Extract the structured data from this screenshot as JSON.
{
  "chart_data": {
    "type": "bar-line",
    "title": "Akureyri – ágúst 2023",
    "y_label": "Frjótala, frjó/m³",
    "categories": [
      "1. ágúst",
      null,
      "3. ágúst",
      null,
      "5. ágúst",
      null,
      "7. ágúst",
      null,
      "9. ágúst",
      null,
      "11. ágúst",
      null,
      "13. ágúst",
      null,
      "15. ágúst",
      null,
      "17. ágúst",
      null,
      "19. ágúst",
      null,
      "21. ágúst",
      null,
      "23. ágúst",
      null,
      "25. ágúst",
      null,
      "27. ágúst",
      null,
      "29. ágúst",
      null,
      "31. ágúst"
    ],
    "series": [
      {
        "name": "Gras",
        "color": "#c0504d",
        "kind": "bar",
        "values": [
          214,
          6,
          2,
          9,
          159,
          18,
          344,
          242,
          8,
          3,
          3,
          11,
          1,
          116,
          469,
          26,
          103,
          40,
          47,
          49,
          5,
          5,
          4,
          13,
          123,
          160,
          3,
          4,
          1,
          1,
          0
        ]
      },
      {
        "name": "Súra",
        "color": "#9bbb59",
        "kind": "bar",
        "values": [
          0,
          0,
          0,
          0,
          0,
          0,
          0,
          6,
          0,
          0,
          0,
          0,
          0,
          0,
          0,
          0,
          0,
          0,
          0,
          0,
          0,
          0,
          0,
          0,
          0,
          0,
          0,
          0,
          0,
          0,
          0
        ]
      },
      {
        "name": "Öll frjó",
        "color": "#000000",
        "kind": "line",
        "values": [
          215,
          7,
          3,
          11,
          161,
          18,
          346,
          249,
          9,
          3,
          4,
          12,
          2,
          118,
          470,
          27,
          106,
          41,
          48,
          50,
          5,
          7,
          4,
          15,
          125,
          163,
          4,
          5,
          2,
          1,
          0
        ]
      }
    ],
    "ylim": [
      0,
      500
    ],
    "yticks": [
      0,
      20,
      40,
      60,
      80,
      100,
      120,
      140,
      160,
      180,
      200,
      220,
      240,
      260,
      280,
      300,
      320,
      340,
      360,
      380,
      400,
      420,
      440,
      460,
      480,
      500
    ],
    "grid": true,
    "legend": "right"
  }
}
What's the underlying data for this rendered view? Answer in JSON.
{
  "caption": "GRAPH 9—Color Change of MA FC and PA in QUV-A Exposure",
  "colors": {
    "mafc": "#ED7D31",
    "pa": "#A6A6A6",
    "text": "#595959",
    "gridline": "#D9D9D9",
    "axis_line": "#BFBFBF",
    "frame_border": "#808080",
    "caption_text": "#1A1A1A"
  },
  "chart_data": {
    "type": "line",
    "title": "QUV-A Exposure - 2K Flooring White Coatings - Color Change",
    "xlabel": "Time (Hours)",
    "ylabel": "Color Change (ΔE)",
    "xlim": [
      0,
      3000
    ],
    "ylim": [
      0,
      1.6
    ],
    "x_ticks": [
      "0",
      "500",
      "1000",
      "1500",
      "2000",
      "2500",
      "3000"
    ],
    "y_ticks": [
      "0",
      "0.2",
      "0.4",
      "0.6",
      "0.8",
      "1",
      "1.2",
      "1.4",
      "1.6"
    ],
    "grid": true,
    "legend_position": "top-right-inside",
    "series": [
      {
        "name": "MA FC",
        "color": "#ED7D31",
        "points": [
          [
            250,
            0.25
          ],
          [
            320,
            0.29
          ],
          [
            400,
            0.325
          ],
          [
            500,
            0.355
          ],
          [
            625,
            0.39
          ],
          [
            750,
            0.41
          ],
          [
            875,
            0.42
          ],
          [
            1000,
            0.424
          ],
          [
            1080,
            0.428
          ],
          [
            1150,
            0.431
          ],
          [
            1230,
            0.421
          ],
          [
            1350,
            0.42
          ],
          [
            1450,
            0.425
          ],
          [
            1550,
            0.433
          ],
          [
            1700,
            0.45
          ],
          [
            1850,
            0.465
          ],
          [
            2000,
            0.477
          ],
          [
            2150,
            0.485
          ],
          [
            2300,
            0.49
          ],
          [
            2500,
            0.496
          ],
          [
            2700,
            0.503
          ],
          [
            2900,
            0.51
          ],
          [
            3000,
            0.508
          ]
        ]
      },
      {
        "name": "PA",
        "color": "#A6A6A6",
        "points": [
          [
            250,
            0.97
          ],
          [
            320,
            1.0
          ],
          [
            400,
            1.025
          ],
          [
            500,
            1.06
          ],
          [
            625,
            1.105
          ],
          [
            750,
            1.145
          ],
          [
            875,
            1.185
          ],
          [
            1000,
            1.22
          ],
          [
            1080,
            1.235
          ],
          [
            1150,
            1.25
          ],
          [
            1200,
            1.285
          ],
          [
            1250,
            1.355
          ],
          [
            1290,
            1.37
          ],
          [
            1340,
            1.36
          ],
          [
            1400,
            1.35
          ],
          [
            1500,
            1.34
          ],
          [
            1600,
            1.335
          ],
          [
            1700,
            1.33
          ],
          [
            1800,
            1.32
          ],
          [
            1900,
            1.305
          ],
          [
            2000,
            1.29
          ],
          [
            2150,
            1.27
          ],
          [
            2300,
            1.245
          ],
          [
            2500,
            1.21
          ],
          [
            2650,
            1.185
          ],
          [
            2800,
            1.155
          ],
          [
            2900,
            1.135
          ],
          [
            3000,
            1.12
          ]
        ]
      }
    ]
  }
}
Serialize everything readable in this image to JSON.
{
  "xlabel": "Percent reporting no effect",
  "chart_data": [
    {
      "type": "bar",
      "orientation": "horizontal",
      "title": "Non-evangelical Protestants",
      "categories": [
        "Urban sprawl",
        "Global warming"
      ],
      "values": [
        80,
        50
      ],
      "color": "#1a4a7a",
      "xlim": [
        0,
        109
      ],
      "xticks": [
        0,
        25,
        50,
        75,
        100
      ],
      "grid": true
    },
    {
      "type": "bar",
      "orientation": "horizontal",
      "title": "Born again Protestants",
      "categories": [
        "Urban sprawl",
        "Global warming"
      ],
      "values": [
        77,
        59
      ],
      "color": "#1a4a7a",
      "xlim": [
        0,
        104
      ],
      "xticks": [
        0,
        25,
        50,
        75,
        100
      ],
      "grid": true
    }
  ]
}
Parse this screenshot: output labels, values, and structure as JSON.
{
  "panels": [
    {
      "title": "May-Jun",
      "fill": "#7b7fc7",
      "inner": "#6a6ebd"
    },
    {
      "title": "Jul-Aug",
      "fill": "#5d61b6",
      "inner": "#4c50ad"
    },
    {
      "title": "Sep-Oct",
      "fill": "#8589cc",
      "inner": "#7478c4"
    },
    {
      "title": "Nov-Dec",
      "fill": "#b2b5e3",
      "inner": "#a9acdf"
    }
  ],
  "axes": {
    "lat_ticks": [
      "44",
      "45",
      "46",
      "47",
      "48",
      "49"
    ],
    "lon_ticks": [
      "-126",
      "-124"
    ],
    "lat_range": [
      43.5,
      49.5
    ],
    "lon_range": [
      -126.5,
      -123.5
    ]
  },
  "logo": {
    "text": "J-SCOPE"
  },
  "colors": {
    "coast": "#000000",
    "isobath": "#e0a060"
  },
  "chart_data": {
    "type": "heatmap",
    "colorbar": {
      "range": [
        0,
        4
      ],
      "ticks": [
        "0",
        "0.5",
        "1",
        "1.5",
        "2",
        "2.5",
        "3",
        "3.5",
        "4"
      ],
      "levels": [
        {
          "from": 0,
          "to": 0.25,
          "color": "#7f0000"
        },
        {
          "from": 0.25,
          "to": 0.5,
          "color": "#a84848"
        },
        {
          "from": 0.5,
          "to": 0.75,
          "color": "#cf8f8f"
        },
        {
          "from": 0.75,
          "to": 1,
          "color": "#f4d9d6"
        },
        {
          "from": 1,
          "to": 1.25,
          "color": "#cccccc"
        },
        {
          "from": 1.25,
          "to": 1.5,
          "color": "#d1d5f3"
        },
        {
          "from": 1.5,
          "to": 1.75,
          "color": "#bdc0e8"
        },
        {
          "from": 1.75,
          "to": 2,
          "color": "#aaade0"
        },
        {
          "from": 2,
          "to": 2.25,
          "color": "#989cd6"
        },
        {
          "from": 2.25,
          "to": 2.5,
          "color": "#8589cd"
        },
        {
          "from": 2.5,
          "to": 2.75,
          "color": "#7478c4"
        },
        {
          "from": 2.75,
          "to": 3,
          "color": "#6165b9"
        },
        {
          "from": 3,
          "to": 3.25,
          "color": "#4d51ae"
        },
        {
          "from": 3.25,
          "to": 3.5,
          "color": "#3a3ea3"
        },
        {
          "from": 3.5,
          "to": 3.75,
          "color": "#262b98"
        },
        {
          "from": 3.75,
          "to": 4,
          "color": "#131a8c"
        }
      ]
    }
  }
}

* * * * *

**Objective**
Copy out each line in the preceding records that contains "inner".

**Solved exercise**
      "inner": "#6a6ebd"
      "inner": "#4c50ad"
      "inner": "#7478c4"
      "inner": "#a9acdf"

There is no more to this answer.